From the entries that follow, gather each line holding the word "Index".
[Records shown start]
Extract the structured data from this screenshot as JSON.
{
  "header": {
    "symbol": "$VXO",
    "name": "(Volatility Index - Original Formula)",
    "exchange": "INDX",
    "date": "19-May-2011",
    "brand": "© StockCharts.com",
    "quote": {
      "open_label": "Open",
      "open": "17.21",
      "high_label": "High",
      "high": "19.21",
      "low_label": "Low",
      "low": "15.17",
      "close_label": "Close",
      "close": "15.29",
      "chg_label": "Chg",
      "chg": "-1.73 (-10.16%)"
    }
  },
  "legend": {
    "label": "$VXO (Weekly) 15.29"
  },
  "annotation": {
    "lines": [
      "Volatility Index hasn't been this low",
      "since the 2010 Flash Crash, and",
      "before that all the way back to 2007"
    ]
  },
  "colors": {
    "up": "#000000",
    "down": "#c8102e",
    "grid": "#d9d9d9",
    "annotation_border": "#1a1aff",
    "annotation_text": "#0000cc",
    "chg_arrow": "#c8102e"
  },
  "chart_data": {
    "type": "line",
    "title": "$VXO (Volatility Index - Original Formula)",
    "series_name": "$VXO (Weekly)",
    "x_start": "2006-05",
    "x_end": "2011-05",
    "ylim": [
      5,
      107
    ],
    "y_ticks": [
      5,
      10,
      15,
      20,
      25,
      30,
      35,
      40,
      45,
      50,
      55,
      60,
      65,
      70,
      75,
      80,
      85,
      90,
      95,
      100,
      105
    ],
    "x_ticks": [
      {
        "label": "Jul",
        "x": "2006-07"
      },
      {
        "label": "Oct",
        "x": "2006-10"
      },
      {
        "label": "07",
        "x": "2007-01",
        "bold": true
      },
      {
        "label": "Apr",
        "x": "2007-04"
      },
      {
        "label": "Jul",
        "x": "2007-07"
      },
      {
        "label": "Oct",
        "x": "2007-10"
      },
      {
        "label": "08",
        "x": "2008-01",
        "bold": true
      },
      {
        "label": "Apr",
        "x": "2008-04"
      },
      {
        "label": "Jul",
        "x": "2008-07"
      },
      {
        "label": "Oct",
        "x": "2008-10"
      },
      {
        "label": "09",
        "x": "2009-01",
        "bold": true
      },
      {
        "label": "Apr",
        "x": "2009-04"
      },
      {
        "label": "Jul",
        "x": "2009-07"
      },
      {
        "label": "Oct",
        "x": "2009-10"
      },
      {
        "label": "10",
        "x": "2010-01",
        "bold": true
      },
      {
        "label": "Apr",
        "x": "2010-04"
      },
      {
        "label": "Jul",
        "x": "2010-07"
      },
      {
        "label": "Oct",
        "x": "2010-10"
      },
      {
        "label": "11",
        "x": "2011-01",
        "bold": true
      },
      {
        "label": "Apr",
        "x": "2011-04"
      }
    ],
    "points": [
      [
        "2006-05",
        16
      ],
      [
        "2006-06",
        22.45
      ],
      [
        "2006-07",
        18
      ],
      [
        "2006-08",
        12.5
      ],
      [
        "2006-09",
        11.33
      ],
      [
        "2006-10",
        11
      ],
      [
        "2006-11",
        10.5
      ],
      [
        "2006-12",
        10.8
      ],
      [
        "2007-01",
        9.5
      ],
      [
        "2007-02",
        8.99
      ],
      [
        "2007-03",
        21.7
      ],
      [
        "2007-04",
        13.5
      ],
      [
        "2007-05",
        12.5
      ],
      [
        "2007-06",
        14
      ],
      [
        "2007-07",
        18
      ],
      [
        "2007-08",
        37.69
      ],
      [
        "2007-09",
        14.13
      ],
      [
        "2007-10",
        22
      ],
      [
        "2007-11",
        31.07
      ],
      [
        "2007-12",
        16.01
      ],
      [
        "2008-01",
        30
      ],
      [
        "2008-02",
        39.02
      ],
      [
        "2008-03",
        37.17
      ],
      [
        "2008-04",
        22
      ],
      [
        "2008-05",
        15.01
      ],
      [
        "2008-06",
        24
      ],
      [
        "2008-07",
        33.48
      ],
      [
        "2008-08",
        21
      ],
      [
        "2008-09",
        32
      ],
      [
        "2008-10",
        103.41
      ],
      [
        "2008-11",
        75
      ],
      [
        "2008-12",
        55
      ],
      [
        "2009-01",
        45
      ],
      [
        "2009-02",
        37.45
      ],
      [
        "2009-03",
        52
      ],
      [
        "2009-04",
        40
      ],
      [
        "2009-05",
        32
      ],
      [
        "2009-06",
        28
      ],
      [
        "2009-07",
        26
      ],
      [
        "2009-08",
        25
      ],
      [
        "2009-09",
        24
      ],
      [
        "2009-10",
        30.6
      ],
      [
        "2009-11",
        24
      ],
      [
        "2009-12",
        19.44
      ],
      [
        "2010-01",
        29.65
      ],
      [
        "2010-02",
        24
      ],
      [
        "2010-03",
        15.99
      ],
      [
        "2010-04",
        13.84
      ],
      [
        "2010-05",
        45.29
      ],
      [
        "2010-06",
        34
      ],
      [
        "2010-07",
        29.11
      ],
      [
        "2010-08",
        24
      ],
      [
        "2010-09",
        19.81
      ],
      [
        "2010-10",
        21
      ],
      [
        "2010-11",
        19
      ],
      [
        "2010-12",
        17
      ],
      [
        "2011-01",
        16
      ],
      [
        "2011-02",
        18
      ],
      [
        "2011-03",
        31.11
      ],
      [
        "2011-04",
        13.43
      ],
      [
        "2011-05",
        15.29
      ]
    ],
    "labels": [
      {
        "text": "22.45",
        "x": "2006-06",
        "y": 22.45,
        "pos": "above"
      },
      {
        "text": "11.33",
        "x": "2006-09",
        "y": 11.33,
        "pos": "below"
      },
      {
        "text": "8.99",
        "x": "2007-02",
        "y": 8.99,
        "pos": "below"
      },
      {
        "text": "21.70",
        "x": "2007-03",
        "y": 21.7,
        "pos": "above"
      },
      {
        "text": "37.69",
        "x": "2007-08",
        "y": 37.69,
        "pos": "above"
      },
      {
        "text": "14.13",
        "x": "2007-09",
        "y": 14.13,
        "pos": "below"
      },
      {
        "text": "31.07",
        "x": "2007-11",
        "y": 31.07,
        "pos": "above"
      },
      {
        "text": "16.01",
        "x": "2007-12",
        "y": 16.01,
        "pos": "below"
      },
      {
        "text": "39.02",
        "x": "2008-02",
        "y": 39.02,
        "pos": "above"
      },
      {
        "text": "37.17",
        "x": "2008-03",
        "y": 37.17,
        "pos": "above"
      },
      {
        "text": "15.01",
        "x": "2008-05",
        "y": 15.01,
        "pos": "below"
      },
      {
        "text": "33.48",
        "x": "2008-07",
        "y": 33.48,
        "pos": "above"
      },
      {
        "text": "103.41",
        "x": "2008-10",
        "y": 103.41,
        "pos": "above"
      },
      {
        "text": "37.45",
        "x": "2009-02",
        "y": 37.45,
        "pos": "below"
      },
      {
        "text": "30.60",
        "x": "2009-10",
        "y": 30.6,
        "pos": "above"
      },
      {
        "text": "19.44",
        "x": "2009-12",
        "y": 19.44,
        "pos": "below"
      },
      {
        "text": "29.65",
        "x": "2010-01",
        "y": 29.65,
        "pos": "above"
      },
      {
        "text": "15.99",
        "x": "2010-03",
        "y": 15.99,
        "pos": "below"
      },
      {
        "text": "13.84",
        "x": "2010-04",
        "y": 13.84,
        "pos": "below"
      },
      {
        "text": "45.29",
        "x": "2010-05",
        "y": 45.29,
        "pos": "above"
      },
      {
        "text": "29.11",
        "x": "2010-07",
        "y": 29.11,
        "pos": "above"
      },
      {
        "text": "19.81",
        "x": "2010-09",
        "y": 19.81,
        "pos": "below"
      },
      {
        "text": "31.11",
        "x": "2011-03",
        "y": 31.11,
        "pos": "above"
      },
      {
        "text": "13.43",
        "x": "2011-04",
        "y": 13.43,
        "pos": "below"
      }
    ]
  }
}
[Records shown end]
## Exercise solution
    "name": "(Volatility Index - Original Formula)",
      "Volatility Index hasn't been this low",
    "title": "$VXO (Volatility Index - Original Formula)",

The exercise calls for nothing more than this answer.